[Provided passage]
************
Iconic Ibiza beaches: Cala d’Hort

No one knows where it all began. As with all ingrained myths, their provenance is cloudy, like when the windows fog up in the rain and all you can decipher is a blurry outline behind the glass. Nevertheless, the stories surrounding it continue to rise, much like the rugged boulder itself that soars up from beneath the sea bed, climbing up, up to pierce the sky. Es Vedrà is a jagged monument to Ibiza’s past that stands like a beacon of wisdom on the horizon and there, just in the distance, sits Cala d’Hort, a beach renowned for reflecting the rock’s majesty, despite resting just beyond the periphery of its shadow.

Cala d’Hort is an iconic beach in its own right but without question, part of its notoriety stems from its proximity to Es Vedrà and the legends that swirl around it. Reported to be the third most magnetic spot on earth after the North Pole and the Bermuda Triangle (though geologists refute this), over the years it’s been at the centre of much unproven rumour and hearsay. Some claim the rock’s untold forces scramble boat and aeroplane radars, others say that watches cease to tick and compasses become lost in their own search for placement.
************
[Input material]
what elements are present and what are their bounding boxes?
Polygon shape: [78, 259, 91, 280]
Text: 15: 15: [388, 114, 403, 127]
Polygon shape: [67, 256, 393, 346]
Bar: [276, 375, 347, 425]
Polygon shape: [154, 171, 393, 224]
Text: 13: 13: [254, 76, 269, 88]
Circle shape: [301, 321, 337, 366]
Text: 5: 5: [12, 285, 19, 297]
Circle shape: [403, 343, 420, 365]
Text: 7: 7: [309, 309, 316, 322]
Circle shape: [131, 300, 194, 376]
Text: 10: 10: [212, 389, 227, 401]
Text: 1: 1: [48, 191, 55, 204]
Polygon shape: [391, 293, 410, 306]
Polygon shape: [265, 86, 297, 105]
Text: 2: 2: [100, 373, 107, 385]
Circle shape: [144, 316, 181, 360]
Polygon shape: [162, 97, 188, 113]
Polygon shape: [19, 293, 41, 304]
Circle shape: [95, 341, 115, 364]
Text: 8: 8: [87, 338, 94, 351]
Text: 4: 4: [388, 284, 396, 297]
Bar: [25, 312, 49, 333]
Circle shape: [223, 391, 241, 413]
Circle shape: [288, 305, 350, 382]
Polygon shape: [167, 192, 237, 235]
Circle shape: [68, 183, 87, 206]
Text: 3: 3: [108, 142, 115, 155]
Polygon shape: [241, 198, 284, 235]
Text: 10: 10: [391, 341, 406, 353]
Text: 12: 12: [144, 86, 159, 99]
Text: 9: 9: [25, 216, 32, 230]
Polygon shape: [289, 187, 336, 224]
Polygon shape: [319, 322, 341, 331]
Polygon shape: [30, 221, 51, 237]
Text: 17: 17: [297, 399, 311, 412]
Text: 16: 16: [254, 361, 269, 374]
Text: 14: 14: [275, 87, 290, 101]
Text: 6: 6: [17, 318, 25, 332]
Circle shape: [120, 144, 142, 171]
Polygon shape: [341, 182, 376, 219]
************
[Exercise tasks]
A - Return the records word for word, beginning with their first line and going on through the line with "Polygon shape: [162, 97, 188, 113]", with both of those lines included.
B - Supply the next part of the passage about Cala d'Hort, picking up after its last sentence.
The passage about Cala d'Hort and the records are unrelated to each other.

[Expected results]
A -
what elements are present and what are their bounding boxes?
Polygon shape: [78, 259, 91, 280]
Text: 15: 15: [388, 114, 403, 127]
Polygon shape: [67, 256, 393, 346]
Bar: [276, 375, 347, 425]
Polygon shape: [154, 171, 393, 224]
Text: 13: 13: [254, 76, 269, 88]
Circle shape: [301, 321, 337, 366]
Text: 5: 5: [12, 285, 19, 297]
Circle shape: [403, 343, 420, 365]
Text: 7: 7: [309, 309, 316, 322]
Circle shape: [131, 300, 194, 376]
Text: 10: 10: [212, 389, 227, 401]
Text: 1: 1: [48, 191, 55, 204]
Polygon shape: [391, 293, 410, 306]
Polygon shape: [265, 86, 297, 105]
Text: 2: 2: [100, 373, 107, 385]
Circle shape: [144, 316, 181, 360]
Polygon shape: [162, 97, 188, 113]

B -
It continues. Pilots have regaled seeing unidentified flying lights swarming round the rock, leading to speculation that it’s a navigation base for creatures from distant planets, an idea easy to dismiss till you learn that local fishermen have reported similar sightings. Stretch back even further into the past and people will tell you that the peak of Es Vedrà is the only visible part of the lost city of Atlantis, or that it was the birthplace of the goddess Tanit, and home to a group of mischievous sirens and sea nymphs who tried to lure Ulysses from his path in Homer’s tome, Odyssey.

It’s down to the observer to decide what’s fable and what’s fact, but what we do know for certain is that Es Vedrà’s intensity is felt palpably on Cala d’Hort, not least because it’s located right in the centre of the beach’s picture perfect vistas. A stunning blue flag bay (only one of 12 on Ibiza), on land, the steep descent to Cala d’Hort leads to a circular cove backed by cliffs with a shoreline that’s shingly to one side, sandy to the other, and lapped gently by the quintessentially blue water of the Mediterranean. It’s a seaside Shangri-La of sorts, a place steeped in mysterious feeling.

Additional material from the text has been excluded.